What is needed — Copy all of the material exactly. Pictures are not to appear in the copy.

Data shown —
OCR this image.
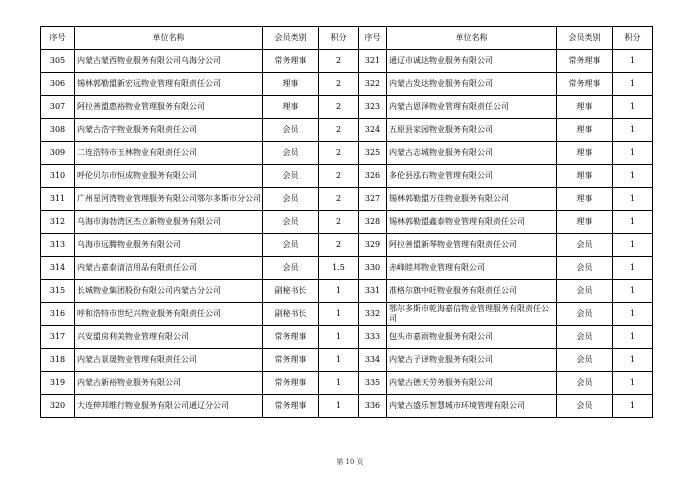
序号	单位名称	会员类别	积分	序号	单位名称	会员类别	积分
305	内蒙古蒙西物业服务有限公司乌海分公司	常务理事	2	321	通辽市诚达物业服务有限公司	常务理事	1
306	锡林郭勒盟新宏远物业管理有限责任公司	理事	2	322	内蒙古发达物业服务有限公司	常务理事	1
307	阿拉善盟惠裕物业管理服务有限公司	理事	2	323	内蒙古恩泽物业管理有限责任公司	理事	1
308	内蒙古浩宇物业服务有限责任公司	会员	2	324	五原县家园物业服务有限公司	理事	1
309	二连浩特市玉林物业有限责任公司	会员	2	325	内蒙古志城物业服务有限公司	理事	1
310	呼伦贝尔市恒成物业服务有限公司	会员	2	326	多伦县泓石物业管理有限公司	理事	1
311	广州星河湾物业管理服务有限公司鄂尔多斯市分公司	会员	2	327	锡林郭勒盟万佳物业服务有限公司	理事	1
312	乌海市海勃湾区杰立新物业服务有限公司	会员	2	328	锡林郭勒盟鑫泰物业管理有限责任公司	理事	1
313	乌海市远腾物业服务有限公司	会员	2	329	阿拉善盟新琴物业管理有限责任公司	会员	1
314	内蒙古嘉泰清洁用品有限责任公司	会员	1.5	330	赤峰睦邦物业管理有限公司	会员	1
315	长城物业集团股份有限公司内蒙古分公司	副秘书长	1	331	准格尔旗中旺物业服务有限责任公司	会员	1
316	呼和浩特市世纪兴物业服务有限责任公司	副秘书长	1	332	鄂尔多斯市乾海嘉信物业管理服务有限责任公司	会员	1
317	兴安盟房利美物业管理有限公司	常务理事	1	333	包头市嘉雨物业服务有限公司	会员	1
318	内蒙古景晟物业管理有限责任公司	常务理事	1	334	内蒙古子译物业服务有限公司	会员	1
319	内蒙古新裕物业服务有限公司	常务理事	1	335	内蒙古德天劳务服务有限公司	会员	1
320	大连伸邦维行物业服务有限公司通辽分公司	常务理事	1	336	内蒙古盛乐智慧城市环境管理有限公司	会员	1
第 10 页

Task output —
OCR this image.
序号	单位名称	会员类别	积分	序号	单位名称	会员类别	积分
305	内蒙古蒙西物业服务有限公司乌海分公司	常务理事	2	321	通辽市诚达物业服务有限公司	常务理事	1
306	锡林郭勒盟新宏远物业管理有限责任公司	理事	2	322	内蒙古发达物业服务有限公司	常务理事	1
307	阿拉善盟惠裕物业管理服务有限公司	理事	2	323	内蒙古恩泽物业管理有限责任公司	理事	1
308	内蒙古浩宇物业服务有限责任公司	会员	2	324	五原县家园物业服务有限公司	理事	1
309	二连浩特市玉林物业有限责任公司	会员	2	325	内蒙古志城物业服务有限公司	理事	1
310	呼伦贝尔市恒成物业服务有限公司	会员	2	326	多伦县泓石物业管理有限公司	理事	1
311	广州星河湾物业管理服务有限公司鄂尔多斯市分公司	会员	2	327	锡林郭勒盟万佳物业服务有限公司	理事	1
312	乌海市海勃湾区杰立新物业服务有限公司	会员	2	328	锡林郭勒盟鑫泰物业管理有限责任公司	理事	1
313	乌海市远腾物业服务有限公司	会员	2	329	阿拉善盟新琴物业管理有限责任公司	会员	1
314	内蒙古嘉泰清洁用品有限责任公司	会员	1.5	330	赤峰睦邦物业管理有限公司	会员	1
315	长城物业集团股份有限公司内蒙古分公司	副秘书长	1	331	准格尔旗中旺物业服务有限责任公司	会员	1
316	呼和浩特市世纪兴物业服务有限责任公司	副秘书长	1	332	鄂尔多斯市乾海嘉信物业管理服务有限责任公司	会员	1
317	兴安盟房利美物业管理有限公司	常务理事	1	333	包头市嘉雨物业服务有限公司	会员	1
318	内蒙古景晟物业管理有限责任公司	常务理事	1	334	内蒙古子译物业服务有限公司	会员	1
319	内蒙古新裕物业服务有限公司	常务理事	1	335	内蒙古德天劳务服务有限公司	会员	1
320	大连伸邦维行物业服务有限公司通辽分公司	常务理事	1	336	内蒙古盛乐智慧城市环境管理有限公司	会员	1
第 10 页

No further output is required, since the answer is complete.